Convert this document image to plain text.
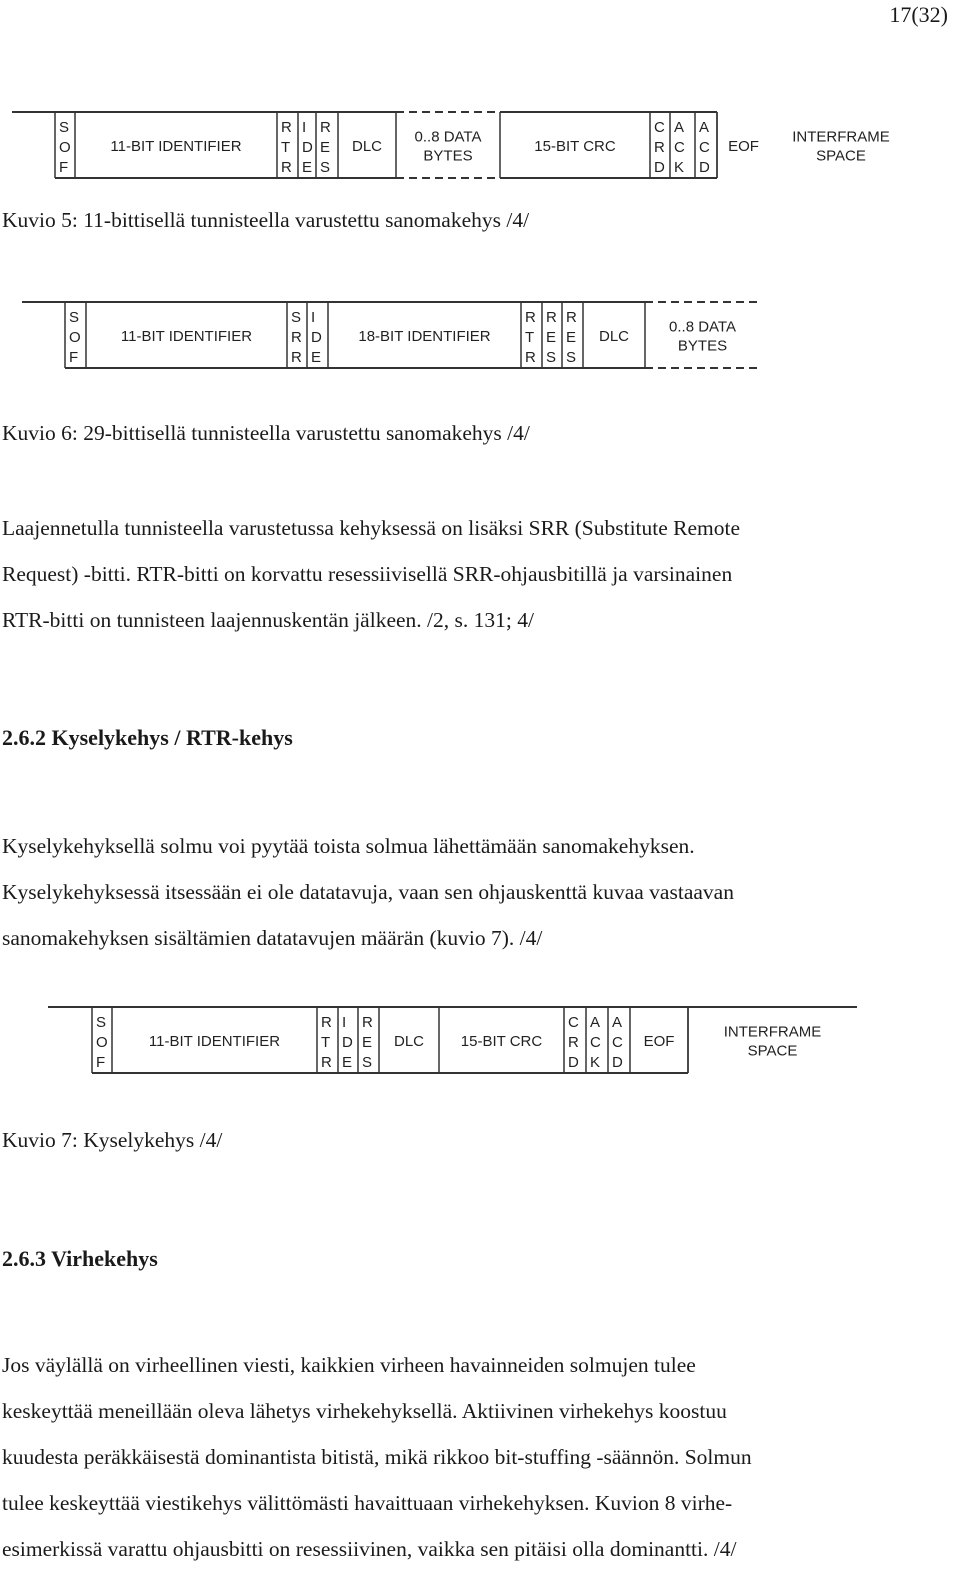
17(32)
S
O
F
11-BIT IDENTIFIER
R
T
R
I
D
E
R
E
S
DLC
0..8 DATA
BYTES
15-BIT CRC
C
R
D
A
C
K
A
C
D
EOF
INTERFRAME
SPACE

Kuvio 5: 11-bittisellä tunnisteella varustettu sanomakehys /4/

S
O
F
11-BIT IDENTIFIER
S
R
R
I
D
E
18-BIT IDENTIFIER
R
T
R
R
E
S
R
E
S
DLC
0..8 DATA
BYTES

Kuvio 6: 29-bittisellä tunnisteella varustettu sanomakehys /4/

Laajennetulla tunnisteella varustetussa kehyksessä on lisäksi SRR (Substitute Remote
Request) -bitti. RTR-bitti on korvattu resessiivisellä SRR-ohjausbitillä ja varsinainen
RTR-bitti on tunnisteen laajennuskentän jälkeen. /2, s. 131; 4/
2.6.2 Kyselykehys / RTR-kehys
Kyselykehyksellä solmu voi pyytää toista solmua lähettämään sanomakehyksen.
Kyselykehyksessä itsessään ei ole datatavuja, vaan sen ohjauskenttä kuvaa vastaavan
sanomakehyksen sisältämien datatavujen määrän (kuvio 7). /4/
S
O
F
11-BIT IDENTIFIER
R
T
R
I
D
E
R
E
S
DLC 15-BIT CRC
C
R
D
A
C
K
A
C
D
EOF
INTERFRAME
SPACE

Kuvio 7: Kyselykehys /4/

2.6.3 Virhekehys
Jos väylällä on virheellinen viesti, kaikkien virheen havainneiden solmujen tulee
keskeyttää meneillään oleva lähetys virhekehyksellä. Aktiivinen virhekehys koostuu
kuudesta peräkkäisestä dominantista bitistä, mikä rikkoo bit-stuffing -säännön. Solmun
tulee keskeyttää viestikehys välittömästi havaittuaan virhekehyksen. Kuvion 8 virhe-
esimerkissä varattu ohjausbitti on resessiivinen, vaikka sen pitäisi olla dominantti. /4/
#####
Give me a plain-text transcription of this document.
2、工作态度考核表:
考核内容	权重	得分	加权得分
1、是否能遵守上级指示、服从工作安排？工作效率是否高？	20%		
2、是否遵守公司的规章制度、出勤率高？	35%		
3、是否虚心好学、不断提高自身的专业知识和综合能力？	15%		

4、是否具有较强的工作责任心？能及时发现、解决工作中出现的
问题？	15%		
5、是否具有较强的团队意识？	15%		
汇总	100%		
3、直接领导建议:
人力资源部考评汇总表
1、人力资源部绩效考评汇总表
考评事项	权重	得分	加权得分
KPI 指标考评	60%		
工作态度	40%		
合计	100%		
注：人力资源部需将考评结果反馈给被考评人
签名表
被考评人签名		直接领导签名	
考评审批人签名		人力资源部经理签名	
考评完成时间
#####
**Description of the task**
How many lines of the entries above hold the string "sanomakehyksen"? Reply with the number alone.

**Complete response**
2